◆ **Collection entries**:
[start]
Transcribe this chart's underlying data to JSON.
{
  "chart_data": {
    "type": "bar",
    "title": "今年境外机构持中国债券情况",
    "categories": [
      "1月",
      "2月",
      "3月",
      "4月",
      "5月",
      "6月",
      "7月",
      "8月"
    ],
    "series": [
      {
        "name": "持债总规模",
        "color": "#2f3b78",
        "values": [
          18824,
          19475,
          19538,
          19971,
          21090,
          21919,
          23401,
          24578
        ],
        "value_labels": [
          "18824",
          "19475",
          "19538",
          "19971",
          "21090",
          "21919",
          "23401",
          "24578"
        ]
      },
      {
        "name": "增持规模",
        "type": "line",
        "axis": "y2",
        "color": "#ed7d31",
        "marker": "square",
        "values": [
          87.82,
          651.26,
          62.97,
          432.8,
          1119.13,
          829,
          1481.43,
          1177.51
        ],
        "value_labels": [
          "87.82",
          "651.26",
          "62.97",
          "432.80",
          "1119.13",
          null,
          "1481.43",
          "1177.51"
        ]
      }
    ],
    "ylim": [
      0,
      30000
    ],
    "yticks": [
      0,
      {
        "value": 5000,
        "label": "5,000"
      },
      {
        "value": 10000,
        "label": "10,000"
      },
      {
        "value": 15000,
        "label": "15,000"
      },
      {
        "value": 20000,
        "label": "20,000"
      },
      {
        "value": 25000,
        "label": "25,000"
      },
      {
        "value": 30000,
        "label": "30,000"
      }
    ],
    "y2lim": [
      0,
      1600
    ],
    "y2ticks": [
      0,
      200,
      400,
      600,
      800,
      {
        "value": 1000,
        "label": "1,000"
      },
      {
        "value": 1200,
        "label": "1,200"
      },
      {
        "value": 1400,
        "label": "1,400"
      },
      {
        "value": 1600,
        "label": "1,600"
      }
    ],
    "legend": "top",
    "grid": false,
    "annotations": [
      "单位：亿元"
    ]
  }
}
[end]
◆ **Problem to solve**: Set down the listing in full, keeping every word exactly as it is.

◆ **Correct result**:
Transcribe this chart's underlying data to JSON.
{
  "chart_data": {
    "type": "bar",
    "title": "今年境外机构持中国债券情况",
    "categories": [
      "1月",
      "2月",
      "3月",
      "4月",
      "5月",
      "6月",
      "7月",
      "8月"
    ],
    "series": [
      {
        "name": "持债总规模",
        "color": "#2f3b78",
        "values": [
          18824,
          19475,
          19538,
          19971,
          21090,
          21919,
          23401,
          24578
        ],
        "value_labels": [
          "18824",
          "19475",
          "19538",
          "19971",
          "21090",
          "21919",
          "23401",
          "24578"
        ]
      },
      {
        "name": "增持规模",
        "type": "line",
        "axis": "y2",
        "color": "#ed7d31",
        "marker": "square",
        "values": [
          87.82,
          651.26,
          62.97,
          432.8,
          1119.13,
          829,
          1481.43,
          1177.51
        ],
        "value_labels": [
          "87.82",
          "651.26",
          "62.97",
          "432.80",
          "1119.13",
          null,
          "1481.43",
          "1177.51"
        ]
      }
    ],
    "ylim": [
      0,
      30000
    ],
    "yticks": [
      0,
      {
        "value": 5000,
        "label": "5,000"
      },
      {
        "value": 10000,
        "label": "10,000"
      },
      {
        "value": 15000,
        "label": "15,000"
      },
      {
        "value": 20000,
        "label": "20,000"
      },
      {
        "value": 25000,
        "label": "25,000"
      },
      {
        "value": 30000,
        "label": "30,000"
      }
    ],
    "y2lim": [
      0,
      1600
    ],
    "y2ticks": [
      0,
      200,
      400,
      600,
      800,
      {
        "value": 1000,
        "label": "1,000"
      },
      {
        "value": 1200,
        "label": "1,200"
      },
      {
        "value": 1400,
        "label": "1,400"
      },
      {
        "value": 1600,
        "label": "1,600"
      }
    ],
    "legend": "top",
    "grid": false,
    "annotations": [
      "单位：亿元"
    ]
  }
}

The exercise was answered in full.